*** Opening of Exercise passage ***

‘I’m hoping the pandemic will make it easier to slow down’

Oxford professor Danny Dorling on why deceleration is good for the planet, the economy and our lives

English social geographer Danny Dorling says we are already experiencing a slowdown in terms of population, fertility and even GDP. Photograph:  Simone Padovani/ Awakening/Getty Images
English social geographer Danny Dorling says we are already experiencing a slowdown in terms of population, fertility and even GDP. Photograph: Simone Padovani/ Awakening/Getty Images

You’d think that there couldn’t be a better time to write a book about the benefits of slowing down but the great irony of Danny Dorling’s new book, Slowdown – the End of the Great Acceleration – and why it’s good for the planet, the economy and our lives (Yale University Press), is that it was written and published just before the Covid-19 pandemic.

*** Close of Exercise passage ***
*** Opening of Source material ***

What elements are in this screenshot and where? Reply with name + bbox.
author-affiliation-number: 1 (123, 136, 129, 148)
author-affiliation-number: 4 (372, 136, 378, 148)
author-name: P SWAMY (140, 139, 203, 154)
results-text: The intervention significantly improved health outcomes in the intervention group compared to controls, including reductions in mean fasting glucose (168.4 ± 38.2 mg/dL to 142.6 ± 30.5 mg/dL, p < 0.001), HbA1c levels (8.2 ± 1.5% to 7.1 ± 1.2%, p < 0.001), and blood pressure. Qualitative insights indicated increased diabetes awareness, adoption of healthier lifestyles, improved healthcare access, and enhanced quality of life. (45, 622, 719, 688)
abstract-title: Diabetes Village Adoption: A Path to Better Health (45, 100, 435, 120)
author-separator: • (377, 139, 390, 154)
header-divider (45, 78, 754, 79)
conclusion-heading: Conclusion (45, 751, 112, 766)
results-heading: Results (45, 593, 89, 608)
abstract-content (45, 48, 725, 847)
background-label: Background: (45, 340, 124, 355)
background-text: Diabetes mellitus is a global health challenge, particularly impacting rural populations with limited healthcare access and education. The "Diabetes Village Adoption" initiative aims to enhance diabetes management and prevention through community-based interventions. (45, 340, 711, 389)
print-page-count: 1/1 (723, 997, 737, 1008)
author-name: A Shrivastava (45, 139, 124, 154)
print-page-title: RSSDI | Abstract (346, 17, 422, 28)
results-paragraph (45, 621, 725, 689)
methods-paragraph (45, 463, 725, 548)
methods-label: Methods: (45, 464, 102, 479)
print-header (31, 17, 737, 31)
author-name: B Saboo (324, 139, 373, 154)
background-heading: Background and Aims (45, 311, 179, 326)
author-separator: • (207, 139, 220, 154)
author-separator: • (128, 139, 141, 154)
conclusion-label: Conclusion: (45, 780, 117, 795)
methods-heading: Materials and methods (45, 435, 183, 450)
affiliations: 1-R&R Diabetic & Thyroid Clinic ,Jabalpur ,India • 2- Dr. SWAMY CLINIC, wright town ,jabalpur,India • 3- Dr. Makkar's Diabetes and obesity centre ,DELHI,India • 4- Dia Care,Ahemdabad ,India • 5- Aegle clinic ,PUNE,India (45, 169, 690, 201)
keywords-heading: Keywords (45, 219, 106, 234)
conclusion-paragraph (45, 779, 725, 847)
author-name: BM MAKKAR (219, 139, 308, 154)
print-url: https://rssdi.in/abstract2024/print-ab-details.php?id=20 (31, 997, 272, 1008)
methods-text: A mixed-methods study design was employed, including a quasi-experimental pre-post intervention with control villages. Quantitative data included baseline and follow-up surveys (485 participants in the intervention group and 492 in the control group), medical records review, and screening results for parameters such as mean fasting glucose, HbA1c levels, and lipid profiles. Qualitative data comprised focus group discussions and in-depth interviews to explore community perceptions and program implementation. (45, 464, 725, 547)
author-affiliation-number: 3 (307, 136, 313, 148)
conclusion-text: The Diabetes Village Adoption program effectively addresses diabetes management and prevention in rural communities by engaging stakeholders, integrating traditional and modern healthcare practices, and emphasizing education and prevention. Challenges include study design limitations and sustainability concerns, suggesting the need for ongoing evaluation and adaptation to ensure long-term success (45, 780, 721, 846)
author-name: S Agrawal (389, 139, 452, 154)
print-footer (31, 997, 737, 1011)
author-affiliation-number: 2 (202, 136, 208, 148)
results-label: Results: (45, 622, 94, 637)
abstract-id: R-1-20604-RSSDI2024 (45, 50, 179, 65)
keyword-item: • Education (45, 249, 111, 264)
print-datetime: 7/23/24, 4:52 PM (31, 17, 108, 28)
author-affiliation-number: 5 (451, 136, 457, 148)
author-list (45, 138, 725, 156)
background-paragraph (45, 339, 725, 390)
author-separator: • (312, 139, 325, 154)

*** Close of Source material ***

Task details: Can you extend the article on Danny Dorling's book about slowing down, picking up after its last sentence?

Expected answer:
Most of Dorling's book tour flights to the United States, Ireland and across Europe were cancelled because of the pandemic. So the professor of geography at the University of Oxford gave online talks including one with the UCD Earth Institute (ucd.ie/earth). "I was due to take 10 flights between March and June but this has made me think – in terms of promoting a book – flying and talking to 50 people in America was a stupid idea," he explains on a call from his home in Oxford.

In Slowdown, Dorling, a social geographer, argues – with lots of graphs to validate his claims – we are already experiencing a slowdown in terms of population, fertility and even Gross Domestic Product (GDP). He is not saying these things are decreasing in and of themselves but that that there is a deceleration in the increases that are occurring. He analyses data sets on everything from world population and fertility rates to student bank loans, car loans and published books.

Take for example, global population – which is the central part of this academic tome and the theme of his previous book, Population 10 billion (2013). Prof Dorling, and many other demographers, challenges the UN predictions of a world population of 10 billion by 2050 or 11 billion by 2100. In fact, he says the UN has since revised these figures downwards.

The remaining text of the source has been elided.